Exclude the pictures, then repeat the remaining data exactly.

-- Start of Records supplied --

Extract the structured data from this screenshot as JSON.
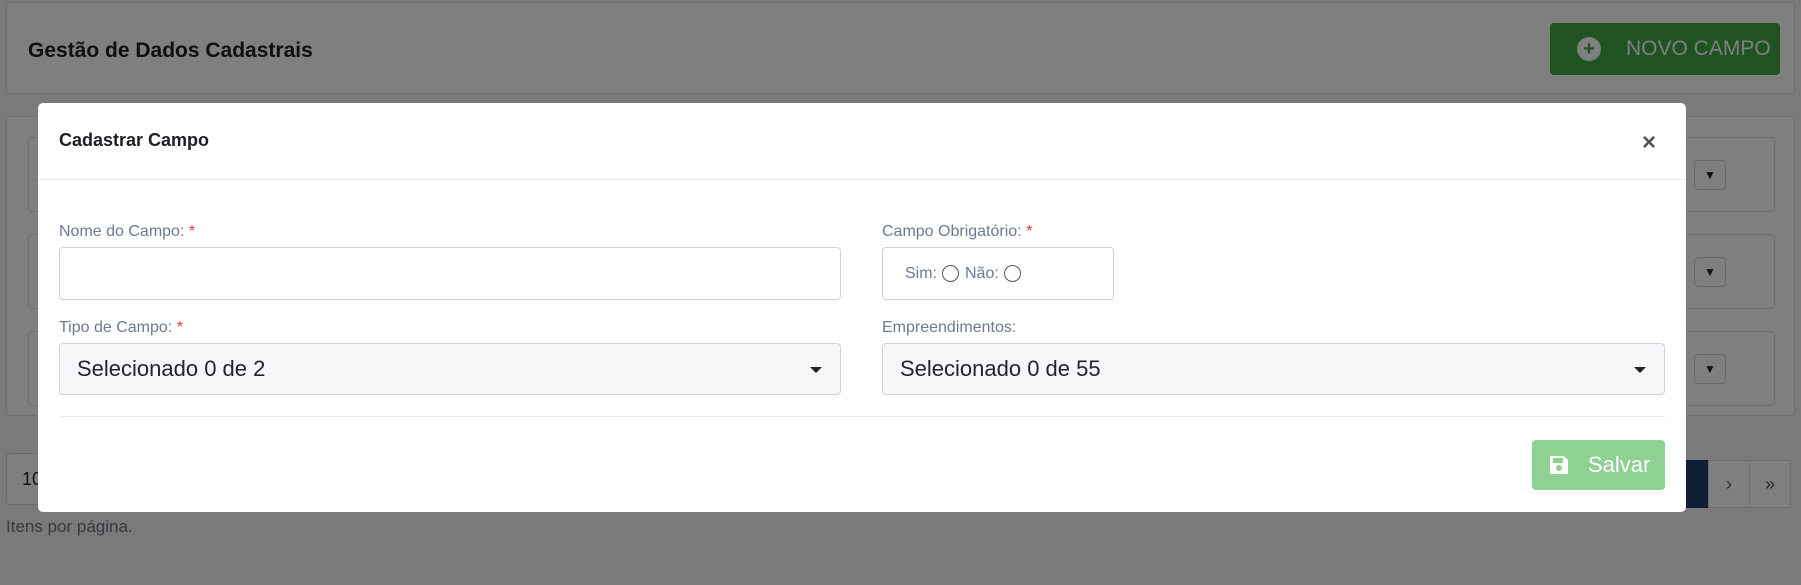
{
  "page": {
    "title": "Gestão de Dados Cadastrais",
    "new_button_label": "NOVO CAMPO",
    "pager_size_value": "10",
    "pager_next": "›",
    "pager_last": "»",
    "items_per_page_label": "Itens por página."
  },
  "modal": {
    "title": "Cadastrar Campo",
    "close_symbol": "×",
    "field_name_label": "Nome do Campo:",
    "field_name_value": "",
    "required_label": "Campo Obrigatório:",
    "required_yes": "Sim:",
    "required_no": "Não:",
    "field_type_label": "Tipo de Campo:",
    "field_type_value": "Selecionado 0 de 2",
    "projects_label": "Empreendimentos:",
    "projects_value": "Selecionado 0 de 55",
    "required_marker": "*",
    "save_label": "Salvar"
  },
  "colors": {
    "success": "#3ea644",
    "success_disabled": "#8fd093",
    "required": "#e03b3b",
    "pager_active": "#1e3a6b"
  },
  "icons": {
    "new": "plus-circle-icon",
    "close": "close-icon",
    "dropdown": "caret-down-icon",
    "save": "floppy-disk-icon"
  }
}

-- End of Records supplied --

=== Correct answer ===
Extract the structured data from this screenshot as JSON.
{
  "page": {
    "title": "Gestão de Dados Cadastrais",
    "new_button_label": "NOVO CAMPO",
    "pager_size_value": "10",
    "pager_next": "›",
    "pager_last": "»",
    "items_per_page_label": "Itens por página."
  },
  "modal": {
    "title": "Cadastrar Campo",
    "close_symbol": "×",
    "field_name_label": "Nome do Campo:",
    "field_name_value": "",
    "required_label": "Campo Obrigatório:",
    "required_yes": "Sim:",
    "required_no": "Não:",
    "field_type_label": "Tipo de Campo:",
    "field_type_value": "Selecionado 0 de 2",
    "projects_label": "Empreendimentos:",
    "projects_value": "Selecionado 0 de 55",
    "required_marker": "*",
    "save_label": "Salvar"
  },
  "colors": {
    "success": "#3ea644",
    "success_disabled": "#8fd093",
    "required": "#e03b3b",
    "pager_active": "#1e3a6b"
  },
  "icons": {
    "new": "plus-circle-icon",
    "close": "close-icon",
    "dropdown": "caret-down-icon",
    "save": "floppy-disk-icon"
  }
}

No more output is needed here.